• _GIVEN REQUEST_
Render the lines of the listing from the start through the line containing "daily-price-ytick-label: 49.47 [32,452,57,463]" as a JSON list of strings, one string per line, leaving out blank lines.
## Begin SUPPLIED INFORMATION
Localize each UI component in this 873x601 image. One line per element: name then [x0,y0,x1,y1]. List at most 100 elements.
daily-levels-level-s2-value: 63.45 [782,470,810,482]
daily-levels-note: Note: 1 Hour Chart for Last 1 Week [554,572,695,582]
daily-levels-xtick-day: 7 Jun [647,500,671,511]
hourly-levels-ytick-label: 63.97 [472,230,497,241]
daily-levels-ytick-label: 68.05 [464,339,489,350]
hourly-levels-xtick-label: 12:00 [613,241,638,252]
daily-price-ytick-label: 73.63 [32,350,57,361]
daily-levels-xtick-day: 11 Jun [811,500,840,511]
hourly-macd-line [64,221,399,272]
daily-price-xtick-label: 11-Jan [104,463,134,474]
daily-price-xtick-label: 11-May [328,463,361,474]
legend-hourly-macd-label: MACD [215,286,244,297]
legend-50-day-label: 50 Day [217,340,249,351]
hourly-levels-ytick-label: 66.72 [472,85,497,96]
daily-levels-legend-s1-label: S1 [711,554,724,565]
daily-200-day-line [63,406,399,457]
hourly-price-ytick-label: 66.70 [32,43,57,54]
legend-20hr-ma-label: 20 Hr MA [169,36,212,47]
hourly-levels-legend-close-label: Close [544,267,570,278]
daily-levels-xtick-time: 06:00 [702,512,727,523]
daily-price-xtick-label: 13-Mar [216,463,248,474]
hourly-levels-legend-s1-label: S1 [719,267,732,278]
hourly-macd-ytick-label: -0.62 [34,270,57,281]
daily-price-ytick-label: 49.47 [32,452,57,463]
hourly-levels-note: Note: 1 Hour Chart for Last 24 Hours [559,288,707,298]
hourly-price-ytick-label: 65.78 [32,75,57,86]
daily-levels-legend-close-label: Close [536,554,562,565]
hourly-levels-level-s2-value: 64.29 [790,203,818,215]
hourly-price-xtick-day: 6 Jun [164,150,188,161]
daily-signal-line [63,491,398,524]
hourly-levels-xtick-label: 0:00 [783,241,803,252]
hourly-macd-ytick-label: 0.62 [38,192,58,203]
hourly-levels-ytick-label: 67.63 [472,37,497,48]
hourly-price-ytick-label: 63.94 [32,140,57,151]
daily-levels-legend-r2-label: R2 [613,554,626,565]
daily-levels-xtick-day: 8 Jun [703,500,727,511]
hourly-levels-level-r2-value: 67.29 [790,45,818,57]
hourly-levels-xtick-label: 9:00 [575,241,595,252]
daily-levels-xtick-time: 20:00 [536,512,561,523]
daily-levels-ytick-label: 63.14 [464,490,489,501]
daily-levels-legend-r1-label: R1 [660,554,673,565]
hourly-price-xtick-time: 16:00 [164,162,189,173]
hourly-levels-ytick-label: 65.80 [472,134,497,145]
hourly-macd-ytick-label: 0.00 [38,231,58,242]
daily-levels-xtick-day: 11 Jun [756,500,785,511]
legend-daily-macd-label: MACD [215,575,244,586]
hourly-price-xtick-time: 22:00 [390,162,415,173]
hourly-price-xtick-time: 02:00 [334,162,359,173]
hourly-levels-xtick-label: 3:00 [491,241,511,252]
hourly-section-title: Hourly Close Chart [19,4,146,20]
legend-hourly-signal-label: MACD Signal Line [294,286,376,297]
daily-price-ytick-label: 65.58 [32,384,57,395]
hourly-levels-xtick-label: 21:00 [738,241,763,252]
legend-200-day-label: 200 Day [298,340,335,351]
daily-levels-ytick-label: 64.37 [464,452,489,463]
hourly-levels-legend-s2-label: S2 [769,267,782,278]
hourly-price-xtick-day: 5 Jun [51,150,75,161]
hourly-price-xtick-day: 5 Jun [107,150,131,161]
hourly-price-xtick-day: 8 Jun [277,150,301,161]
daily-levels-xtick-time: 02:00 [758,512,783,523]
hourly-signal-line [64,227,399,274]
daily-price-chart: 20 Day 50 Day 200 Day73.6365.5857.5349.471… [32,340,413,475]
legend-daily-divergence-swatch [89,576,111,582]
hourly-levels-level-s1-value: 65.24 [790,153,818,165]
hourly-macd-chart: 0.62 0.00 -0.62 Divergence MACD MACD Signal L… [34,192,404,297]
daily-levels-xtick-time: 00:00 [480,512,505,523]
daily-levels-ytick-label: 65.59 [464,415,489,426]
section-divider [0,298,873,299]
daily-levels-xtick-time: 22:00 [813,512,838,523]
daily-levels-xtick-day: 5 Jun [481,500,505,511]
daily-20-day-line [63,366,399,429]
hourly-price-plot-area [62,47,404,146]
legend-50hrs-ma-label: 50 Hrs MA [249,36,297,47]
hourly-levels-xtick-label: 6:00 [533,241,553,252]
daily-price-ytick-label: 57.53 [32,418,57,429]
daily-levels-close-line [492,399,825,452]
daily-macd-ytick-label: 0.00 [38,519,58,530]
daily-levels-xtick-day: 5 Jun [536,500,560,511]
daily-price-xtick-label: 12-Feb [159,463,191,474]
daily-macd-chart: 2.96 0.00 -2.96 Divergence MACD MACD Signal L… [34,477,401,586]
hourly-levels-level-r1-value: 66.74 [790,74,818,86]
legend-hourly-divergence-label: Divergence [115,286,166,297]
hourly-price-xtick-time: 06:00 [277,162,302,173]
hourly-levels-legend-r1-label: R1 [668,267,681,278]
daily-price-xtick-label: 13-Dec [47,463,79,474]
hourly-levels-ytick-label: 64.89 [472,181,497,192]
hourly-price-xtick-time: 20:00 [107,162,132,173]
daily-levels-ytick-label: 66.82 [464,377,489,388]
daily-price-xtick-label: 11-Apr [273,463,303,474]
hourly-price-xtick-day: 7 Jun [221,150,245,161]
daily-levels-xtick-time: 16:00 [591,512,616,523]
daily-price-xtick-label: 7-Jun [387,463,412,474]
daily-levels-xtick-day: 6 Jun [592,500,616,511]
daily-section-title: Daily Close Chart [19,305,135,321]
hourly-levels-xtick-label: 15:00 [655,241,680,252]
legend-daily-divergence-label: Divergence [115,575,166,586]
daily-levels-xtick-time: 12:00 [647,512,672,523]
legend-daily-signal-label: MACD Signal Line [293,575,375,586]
## End SUPPLIED INFORMATION
• _EXPECTED ANSWER_
[
  "Localize each UI component in this 873x601 image. One line per element: name then [x0,y0,x1,y1]. List at most 100 elements.",
  "daily-levels-level-s2-value: 63.45 [782,470,810,482]",
  "daily-levels-note: Note: 1 Hour Chart for Last 1 Week [554,572,695,582]",
  "daily-levels-xtick-day: 7 Jun [647,500,671,511]",
  "hourly-levels-ytick-label: 63.97 [472,230,497,241]",
  "daily-levels-ytick-label: 68.05 [464,339,489,350]",
  "hourly-levels-xtick-label: 12:00 [613,241,638,252]",
  "daily-price-ytick-label: 73.63 [32,350,57,361]",
  "daily-levels-xtick-day: 11 Jun [811,500,840,511]",
  "hourly-macd-line [64,221,399,272]",
  "daily-price-xtick-label: 11-Jan [104,463,134,474]",
  "daily-price-xtick-label: 11-May [328,463,361,474]",
  "legend-hourly-macd-label: MACD [215,286,244,297]",
  "legend-50-day-label: 50 Day [217,340,249,351]",
  "hourly-levels-ytick-label: 66.72 [472,85,497,96]",
  "daily-levels-legend-s1-label: S1 [711,554,724,565]",
  "daily-200-day-line [63,406,399,457]",
  "hourly-price-ytick-label: 66.70 [32,43,57,54]",
  "legend-20hr-ma-label: 20 Hr MA [169,36,212,47]",
  "hourly-levels-legend-close-label: Close [544,267,570,278]",
  "daily-levels-xtick-time: 06:00 [702,512,727,523]",
  "daily-price-xtick-label: 13-Mar [216,463,248,474]",
  "hourly-levels-legend-s1-label: S1 [719,267,732,278]",
  "hourly-macd-ytick-label: -0.62 [34,270,57,281]",
  "daily-price-ytick-label: 49.47 [32,452,57,463]"
]